Records about charts and figures:
::::

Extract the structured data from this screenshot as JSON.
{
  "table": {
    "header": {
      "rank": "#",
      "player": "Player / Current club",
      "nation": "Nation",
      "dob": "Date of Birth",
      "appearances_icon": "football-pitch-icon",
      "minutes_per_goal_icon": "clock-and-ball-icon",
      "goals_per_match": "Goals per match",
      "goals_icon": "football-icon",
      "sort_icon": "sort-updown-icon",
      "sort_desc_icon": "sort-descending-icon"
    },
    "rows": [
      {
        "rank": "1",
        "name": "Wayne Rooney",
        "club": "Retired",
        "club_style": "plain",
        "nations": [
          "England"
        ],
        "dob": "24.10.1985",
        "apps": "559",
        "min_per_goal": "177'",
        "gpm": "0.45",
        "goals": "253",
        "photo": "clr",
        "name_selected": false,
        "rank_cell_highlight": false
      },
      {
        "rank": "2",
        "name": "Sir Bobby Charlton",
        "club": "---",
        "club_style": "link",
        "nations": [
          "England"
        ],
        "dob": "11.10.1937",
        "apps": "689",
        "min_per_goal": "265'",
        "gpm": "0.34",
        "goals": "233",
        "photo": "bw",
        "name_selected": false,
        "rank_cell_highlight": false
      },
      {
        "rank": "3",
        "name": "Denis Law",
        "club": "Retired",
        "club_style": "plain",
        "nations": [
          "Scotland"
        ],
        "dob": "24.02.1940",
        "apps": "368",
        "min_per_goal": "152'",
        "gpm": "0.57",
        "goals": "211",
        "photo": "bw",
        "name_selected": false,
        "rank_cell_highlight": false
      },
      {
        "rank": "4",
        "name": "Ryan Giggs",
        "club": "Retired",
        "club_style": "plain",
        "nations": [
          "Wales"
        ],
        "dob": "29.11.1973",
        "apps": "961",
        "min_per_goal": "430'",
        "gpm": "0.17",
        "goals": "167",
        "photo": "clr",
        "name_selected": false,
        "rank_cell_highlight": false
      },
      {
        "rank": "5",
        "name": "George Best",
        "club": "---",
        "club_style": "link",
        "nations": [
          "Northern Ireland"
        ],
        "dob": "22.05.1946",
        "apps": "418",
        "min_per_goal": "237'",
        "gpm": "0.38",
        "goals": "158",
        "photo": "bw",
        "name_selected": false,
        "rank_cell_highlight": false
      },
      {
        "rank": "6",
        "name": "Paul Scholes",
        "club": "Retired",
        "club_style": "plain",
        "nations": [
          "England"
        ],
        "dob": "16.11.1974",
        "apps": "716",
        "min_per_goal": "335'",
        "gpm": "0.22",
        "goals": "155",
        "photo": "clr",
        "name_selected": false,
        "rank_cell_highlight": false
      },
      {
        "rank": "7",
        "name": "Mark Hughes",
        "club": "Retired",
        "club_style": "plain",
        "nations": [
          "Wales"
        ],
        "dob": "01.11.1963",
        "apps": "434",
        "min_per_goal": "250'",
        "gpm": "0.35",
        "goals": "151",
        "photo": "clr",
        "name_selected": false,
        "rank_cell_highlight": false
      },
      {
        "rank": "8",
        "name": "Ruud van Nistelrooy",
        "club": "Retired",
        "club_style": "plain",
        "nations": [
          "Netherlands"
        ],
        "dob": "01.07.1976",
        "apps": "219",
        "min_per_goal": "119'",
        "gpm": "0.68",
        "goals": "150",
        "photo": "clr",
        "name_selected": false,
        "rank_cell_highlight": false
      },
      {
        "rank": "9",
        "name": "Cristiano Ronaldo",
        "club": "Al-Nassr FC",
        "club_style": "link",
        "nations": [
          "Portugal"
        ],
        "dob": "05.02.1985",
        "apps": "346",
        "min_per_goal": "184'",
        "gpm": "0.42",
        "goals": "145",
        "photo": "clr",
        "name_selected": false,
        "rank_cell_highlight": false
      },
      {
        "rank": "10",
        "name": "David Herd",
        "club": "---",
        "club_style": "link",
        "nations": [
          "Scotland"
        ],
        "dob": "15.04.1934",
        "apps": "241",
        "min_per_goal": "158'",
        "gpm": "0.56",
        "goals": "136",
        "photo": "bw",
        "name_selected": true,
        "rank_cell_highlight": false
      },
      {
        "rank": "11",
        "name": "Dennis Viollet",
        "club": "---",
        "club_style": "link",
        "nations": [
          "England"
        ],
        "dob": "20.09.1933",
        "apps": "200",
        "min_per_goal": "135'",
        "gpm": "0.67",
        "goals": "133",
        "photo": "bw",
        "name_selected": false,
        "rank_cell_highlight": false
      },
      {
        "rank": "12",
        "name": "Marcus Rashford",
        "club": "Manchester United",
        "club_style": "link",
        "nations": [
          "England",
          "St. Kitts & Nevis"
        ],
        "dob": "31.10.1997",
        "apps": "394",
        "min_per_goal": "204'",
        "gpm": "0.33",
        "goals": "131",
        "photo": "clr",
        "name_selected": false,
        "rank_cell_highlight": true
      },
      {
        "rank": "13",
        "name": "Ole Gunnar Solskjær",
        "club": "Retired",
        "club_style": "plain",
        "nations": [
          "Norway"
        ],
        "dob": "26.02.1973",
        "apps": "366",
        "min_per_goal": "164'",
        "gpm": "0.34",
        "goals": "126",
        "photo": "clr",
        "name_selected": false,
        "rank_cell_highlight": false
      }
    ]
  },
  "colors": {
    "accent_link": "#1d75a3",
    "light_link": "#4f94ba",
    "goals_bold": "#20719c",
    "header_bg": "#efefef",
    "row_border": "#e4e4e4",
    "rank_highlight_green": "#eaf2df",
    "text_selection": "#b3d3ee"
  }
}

::::

Task instructions: Keep only those lines of the records that hold "icon", and return them.

Output of the exercise:
      "appearances_icon": "football-pitch-icon",
      "minutes_per_goal_icon": "clock-and-ball-icon",
      "goals_icon": "football-icon",
      "sort_icon": "sort-updown-icon",
      "sort_desc_icon": "sort-descending-icon"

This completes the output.